Support Questions

Find answers, ask questions, and share your expertise

Access to Hive from Oozie java action with Kerberos

avatar
Rising Star

Hi,

I am trying to execute Hive query from java action that is part of Oozie workflow. My preferred way is to use the Beeline or JBDC rather than old Hive CLI. However I am struggling with this a little bit, since the connection is failing due to authentication errors. When the java action code is executed on some data node in a cluster, Oozie does not do kinit for the user and thus the connection fails. Both Beeline and JDBC connection string seem to support delegation tokens, but those token can only be obtained when user is logged in by Kerberos (kinited).

We are currently using hive-0.14.0 and oozie-4.1.

I have found out that new hive2 action introduced in oozie-4.2 seems to first create jdbc connection under Oozie Kerberos login, obtain delegation token from this connection and finally pass this token to the Beeline. Maybe the same approach could be used here as well. It would require a new custom oozie action (e.g. java-jdbc). . Seems possible but it is quite complicated; is there some easier way?

> [Exercise task]: According to the forum post on Hive access from an Oozie java action, which Hive and Oozie versions are currently in use? The listing is separate material, unconnected to the forum post.

> [Data]:
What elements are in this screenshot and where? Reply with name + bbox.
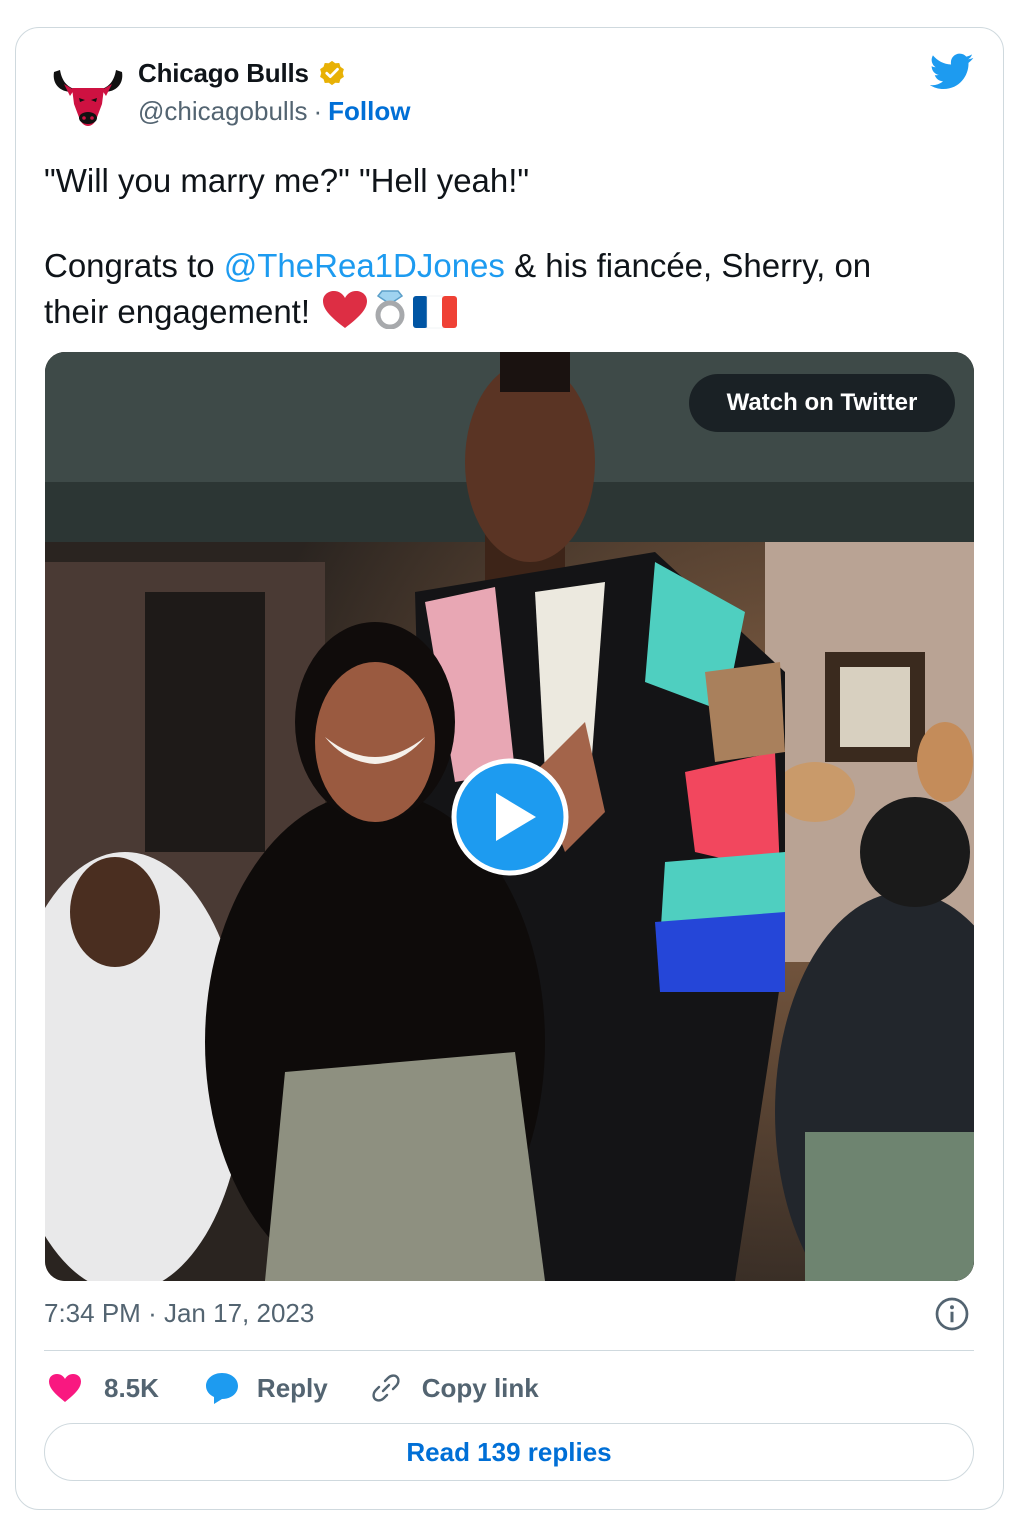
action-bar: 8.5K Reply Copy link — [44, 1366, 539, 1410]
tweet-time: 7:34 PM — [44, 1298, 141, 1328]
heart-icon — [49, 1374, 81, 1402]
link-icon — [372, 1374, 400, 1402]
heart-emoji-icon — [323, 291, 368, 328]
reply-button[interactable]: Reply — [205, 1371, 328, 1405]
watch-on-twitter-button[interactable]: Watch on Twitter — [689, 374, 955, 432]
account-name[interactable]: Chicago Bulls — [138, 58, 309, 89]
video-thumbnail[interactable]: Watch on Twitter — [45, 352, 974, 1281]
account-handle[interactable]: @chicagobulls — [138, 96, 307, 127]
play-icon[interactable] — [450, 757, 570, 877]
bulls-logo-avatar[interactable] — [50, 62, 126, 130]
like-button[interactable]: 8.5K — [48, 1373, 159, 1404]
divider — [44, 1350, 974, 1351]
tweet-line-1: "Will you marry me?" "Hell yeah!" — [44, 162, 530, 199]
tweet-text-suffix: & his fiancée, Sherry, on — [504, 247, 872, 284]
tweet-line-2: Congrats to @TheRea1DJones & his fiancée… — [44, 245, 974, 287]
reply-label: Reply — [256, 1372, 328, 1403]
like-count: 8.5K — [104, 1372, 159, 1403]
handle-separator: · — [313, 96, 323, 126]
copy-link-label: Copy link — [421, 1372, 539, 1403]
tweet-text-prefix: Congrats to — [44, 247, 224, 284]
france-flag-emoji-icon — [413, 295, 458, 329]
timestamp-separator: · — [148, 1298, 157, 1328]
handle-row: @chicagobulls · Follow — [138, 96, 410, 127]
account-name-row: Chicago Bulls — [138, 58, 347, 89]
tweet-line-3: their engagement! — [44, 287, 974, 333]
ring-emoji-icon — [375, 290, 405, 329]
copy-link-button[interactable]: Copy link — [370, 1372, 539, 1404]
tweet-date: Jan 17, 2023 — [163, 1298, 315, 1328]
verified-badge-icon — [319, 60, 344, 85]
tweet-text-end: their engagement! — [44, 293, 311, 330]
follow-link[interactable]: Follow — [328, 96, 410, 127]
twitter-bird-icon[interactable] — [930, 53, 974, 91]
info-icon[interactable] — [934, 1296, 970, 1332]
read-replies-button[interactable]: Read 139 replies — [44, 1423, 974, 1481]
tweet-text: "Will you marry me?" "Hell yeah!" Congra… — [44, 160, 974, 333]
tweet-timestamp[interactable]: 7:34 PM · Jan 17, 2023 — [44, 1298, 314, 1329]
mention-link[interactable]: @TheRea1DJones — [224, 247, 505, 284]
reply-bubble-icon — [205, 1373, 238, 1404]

...

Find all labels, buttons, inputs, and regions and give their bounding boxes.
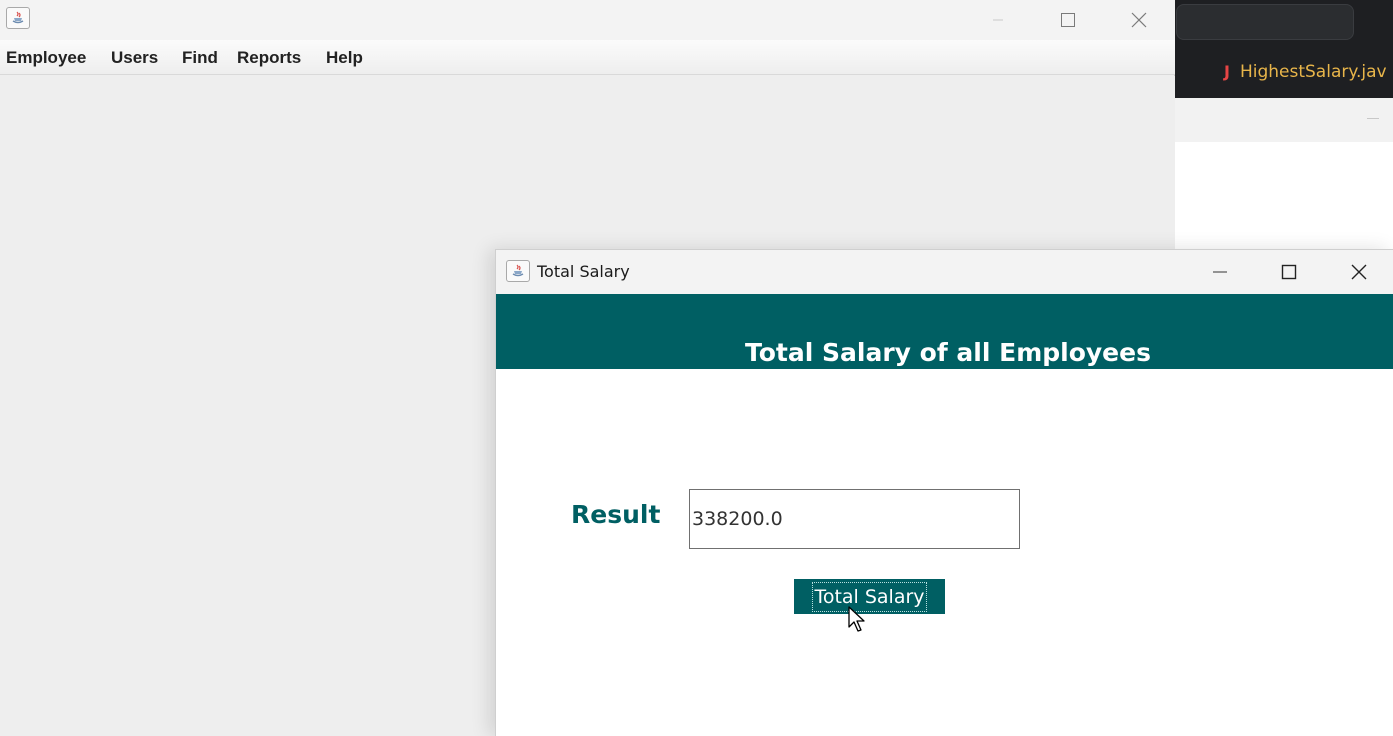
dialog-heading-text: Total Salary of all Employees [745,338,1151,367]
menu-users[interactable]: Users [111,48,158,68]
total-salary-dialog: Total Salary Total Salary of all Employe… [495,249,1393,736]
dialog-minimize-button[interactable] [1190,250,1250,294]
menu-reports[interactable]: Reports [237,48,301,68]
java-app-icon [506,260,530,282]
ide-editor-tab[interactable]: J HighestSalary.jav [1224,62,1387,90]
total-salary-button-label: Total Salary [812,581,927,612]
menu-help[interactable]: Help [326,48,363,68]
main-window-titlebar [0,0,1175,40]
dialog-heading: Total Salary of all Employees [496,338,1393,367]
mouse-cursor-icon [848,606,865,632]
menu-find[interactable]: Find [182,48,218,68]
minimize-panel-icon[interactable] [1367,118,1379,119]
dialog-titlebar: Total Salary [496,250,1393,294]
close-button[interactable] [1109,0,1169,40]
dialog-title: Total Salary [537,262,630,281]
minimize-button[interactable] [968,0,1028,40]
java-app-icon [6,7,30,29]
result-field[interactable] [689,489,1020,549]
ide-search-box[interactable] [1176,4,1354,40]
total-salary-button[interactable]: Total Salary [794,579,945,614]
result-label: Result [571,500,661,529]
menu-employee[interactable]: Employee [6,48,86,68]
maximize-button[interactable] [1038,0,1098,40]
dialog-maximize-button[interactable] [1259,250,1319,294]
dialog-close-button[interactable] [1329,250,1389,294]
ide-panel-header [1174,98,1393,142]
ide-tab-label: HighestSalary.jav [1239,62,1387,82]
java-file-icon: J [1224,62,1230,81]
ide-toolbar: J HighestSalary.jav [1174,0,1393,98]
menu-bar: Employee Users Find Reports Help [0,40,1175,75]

> [Output of the exercise]: Hive 0.14.0 and Oozie 4.1.